For the listing below, give the count of lines containing the string "Dium" and nothing else.

#### Entries supplied

>>>>

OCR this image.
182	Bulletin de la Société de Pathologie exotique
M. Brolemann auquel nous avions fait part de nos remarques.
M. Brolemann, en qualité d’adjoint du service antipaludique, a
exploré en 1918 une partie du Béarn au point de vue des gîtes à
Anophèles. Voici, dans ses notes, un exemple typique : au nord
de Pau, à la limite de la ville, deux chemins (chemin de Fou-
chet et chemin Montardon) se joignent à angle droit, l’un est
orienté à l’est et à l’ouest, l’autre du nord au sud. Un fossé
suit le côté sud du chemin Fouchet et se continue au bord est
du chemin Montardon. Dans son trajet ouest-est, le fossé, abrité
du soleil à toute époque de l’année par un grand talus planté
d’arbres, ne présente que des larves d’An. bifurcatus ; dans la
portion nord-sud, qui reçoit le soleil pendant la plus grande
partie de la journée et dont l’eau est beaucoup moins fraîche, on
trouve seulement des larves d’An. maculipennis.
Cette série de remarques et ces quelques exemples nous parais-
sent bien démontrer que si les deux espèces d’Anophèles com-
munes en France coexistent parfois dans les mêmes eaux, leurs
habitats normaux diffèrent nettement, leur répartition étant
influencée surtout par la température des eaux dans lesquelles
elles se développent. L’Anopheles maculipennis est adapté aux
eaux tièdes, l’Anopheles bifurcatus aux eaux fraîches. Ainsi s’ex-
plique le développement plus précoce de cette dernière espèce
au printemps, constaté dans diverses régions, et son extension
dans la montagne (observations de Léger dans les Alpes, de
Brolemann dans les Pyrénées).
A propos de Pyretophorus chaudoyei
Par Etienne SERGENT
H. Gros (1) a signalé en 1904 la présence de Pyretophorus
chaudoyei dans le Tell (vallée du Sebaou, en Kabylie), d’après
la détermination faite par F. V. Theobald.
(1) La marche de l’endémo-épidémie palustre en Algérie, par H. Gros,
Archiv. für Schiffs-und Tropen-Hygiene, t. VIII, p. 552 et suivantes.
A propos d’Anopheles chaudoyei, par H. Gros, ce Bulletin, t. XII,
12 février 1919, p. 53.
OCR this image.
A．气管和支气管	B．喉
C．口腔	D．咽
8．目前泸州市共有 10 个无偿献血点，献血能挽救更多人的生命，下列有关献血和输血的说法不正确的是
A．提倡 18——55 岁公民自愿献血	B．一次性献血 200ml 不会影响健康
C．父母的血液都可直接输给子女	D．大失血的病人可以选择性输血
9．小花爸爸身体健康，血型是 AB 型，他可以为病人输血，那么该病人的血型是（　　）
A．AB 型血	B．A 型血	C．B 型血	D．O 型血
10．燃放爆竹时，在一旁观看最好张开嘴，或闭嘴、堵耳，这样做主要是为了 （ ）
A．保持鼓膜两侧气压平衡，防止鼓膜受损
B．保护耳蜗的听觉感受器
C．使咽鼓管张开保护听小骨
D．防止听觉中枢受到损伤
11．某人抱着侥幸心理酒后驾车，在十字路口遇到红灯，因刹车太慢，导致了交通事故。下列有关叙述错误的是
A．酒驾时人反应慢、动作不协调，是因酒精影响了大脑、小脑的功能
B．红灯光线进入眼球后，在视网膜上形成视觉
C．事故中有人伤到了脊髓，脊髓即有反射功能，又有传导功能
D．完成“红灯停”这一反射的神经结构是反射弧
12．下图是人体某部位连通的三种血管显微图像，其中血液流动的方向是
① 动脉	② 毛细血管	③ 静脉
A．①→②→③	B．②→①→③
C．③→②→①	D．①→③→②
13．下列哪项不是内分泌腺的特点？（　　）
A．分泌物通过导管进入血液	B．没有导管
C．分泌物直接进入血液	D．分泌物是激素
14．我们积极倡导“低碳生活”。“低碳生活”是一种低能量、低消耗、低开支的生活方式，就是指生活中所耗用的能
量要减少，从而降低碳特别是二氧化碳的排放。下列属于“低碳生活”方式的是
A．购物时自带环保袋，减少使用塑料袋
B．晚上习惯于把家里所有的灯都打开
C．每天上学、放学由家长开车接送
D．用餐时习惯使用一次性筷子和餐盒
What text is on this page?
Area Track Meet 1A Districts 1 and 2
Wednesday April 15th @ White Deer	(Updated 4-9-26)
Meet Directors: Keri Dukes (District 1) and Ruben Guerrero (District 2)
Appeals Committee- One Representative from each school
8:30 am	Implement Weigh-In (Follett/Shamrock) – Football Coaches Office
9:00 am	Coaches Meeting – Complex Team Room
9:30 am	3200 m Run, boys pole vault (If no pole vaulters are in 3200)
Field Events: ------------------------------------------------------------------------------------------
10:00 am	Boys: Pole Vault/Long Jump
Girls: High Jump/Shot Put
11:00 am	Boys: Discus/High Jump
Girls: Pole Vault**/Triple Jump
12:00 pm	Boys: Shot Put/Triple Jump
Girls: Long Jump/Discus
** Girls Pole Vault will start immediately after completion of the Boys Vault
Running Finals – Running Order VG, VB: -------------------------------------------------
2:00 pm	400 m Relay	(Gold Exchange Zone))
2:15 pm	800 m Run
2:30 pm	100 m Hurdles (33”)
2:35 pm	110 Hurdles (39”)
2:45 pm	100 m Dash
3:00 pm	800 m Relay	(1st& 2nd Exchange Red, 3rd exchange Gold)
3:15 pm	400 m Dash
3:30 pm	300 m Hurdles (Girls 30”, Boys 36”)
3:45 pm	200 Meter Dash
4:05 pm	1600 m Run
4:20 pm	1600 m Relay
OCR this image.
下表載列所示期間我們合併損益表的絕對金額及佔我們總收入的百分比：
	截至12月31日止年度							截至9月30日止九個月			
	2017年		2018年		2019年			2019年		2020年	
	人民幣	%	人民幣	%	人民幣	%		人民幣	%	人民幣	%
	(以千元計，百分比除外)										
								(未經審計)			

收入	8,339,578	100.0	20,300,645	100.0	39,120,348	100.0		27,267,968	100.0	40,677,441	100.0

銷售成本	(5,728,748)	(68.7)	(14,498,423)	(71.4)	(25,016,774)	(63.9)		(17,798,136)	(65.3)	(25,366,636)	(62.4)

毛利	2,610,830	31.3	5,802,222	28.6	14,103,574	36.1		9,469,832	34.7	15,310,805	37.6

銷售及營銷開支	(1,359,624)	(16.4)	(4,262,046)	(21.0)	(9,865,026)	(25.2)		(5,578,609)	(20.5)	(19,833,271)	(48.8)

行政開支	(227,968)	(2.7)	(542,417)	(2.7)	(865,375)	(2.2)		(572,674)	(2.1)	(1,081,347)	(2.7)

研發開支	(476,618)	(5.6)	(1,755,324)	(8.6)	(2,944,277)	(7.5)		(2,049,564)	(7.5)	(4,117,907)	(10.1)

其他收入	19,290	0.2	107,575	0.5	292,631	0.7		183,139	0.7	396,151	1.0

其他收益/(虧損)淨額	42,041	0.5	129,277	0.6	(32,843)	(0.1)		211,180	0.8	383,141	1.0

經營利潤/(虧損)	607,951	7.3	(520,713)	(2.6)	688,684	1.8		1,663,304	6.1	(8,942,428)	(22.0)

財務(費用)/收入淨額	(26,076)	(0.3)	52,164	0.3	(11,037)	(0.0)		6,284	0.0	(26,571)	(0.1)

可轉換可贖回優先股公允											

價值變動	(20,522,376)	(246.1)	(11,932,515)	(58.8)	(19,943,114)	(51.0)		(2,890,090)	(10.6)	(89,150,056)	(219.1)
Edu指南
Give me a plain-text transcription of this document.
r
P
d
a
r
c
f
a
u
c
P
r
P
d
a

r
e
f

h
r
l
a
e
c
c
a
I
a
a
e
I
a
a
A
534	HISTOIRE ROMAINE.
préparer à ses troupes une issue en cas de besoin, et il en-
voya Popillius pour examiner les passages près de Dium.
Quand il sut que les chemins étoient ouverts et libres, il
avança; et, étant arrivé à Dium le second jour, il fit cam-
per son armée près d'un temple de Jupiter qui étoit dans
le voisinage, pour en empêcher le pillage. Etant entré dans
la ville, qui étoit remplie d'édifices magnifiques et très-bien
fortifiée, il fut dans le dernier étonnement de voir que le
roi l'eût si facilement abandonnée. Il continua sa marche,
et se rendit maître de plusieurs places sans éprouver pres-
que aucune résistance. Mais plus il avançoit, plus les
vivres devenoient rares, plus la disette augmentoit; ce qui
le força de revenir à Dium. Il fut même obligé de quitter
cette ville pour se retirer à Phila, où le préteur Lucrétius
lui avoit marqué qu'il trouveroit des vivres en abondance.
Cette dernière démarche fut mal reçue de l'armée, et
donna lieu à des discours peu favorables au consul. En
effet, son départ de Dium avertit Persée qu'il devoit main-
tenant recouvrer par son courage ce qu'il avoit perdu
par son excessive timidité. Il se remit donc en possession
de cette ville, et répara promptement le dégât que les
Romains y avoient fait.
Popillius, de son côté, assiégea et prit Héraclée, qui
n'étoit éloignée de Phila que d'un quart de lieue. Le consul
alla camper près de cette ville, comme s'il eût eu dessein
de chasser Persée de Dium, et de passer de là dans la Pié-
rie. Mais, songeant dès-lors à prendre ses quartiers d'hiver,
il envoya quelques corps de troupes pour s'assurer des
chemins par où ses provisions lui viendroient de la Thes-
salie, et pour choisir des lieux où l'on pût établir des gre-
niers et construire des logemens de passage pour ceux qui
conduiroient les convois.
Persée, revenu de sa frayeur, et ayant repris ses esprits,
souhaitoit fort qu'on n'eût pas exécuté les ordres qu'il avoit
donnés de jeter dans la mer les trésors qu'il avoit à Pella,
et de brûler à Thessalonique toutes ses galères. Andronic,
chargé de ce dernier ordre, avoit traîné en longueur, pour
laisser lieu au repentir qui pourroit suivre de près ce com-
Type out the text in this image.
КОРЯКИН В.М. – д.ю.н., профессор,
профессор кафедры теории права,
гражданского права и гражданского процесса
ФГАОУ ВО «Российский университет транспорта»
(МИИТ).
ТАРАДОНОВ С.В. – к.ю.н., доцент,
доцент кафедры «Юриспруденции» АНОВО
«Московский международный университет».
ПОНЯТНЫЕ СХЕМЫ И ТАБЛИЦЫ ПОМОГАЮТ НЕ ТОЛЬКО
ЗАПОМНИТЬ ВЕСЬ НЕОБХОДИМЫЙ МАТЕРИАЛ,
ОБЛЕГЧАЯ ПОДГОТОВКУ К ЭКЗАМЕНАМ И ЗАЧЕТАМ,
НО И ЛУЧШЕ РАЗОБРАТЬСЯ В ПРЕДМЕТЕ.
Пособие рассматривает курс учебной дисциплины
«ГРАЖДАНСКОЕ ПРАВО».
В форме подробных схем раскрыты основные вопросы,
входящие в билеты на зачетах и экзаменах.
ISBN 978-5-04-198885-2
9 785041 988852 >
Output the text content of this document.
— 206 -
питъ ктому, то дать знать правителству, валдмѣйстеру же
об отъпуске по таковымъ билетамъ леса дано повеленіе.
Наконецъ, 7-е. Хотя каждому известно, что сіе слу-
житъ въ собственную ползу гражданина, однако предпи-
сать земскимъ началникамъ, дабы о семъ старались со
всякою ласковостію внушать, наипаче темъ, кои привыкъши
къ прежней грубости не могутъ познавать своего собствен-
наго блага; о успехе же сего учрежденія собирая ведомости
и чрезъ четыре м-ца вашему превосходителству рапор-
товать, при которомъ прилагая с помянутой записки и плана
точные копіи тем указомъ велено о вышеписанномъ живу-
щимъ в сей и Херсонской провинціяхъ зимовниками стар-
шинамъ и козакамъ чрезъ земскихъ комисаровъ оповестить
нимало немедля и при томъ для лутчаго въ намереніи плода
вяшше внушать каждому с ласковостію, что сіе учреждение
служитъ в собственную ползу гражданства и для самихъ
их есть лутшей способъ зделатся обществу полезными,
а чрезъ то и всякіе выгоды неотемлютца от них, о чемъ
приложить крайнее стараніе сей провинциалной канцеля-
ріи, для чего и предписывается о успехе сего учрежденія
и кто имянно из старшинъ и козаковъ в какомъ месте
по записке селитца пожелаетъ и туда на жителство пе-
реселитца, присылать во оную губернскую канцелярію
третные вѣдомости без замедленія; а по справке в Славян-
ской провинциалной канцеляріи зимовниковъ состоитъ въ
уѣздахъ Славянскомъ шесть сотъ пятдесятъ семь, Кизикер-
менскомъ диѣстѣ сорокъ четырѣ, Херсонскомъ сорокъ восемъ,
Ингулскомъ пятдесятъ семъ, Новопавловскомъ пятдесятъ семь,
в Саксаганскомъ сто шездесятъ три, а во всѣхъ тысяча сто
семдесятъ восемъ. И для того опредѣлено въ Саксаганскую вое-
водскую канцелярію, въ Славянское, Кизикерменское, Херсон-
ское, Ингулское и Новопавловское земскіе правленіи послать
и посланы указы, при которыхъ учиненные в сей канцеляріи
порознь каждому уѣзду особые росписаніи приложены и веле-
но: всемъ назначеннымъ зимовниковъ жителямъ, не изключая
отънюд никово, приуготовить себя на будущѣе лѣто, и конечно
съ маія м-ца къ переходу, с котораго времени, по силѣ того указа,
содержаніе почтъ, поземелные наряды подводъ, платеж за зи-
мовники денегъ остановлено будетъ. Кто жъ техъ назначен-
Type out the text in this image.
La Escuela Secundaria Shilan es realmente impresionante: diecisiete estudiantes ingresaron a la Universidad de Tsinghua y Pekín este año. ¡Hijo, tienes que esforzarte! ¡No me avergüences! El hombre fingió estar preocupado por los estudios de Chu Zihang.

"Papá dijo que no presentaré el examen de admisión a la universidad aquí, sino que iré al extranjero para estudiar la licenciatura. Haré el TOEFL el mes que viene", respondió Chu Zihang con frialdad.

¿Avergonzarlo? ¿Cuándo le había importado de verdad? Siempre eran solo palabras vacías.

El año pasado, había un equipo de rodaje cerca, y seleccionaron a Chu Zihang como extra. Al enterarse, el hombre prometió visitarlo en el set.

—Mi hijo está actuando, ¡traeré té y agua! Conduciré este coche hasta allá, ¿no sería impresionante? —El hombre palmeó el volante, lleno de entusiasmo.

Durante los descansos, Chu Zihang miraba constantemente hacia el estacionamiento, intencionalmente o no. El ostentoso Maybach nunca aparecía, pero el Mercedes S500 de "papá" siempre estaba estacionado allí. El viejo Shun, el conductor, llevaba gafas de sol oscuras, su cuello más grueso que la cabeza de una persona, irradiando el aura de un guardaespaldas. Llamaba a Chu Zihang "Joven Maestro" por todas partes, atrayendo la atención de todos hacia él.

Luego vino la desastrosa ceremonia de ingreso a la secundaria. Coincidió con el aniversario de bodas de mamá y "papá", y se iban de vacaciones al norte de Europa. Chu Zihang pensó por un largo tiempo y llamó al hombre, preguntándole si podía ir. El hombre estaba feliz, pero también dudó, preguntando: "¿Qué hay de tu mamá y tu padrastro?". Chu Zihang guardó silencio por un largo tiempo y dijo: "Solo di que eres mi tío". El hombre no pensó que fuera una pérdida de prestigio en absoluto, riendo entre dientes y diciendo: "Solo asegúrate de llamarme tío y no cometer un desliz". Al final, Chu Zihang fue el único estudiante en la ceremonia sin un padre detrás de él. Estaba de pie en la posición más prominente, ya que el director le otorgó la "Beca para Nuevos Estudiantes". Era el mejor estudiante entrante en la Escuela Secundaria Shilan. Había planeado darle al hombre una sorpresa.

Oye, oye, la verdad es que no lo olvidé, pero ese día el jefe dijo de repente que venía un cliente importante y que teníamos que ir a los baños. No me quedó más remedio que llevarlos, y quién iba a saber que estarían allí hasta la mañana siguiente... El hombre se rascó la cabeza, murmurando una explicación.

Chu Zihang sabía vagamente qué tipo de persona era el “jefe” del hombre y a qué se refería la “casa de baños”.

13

<<<<

#### Response
5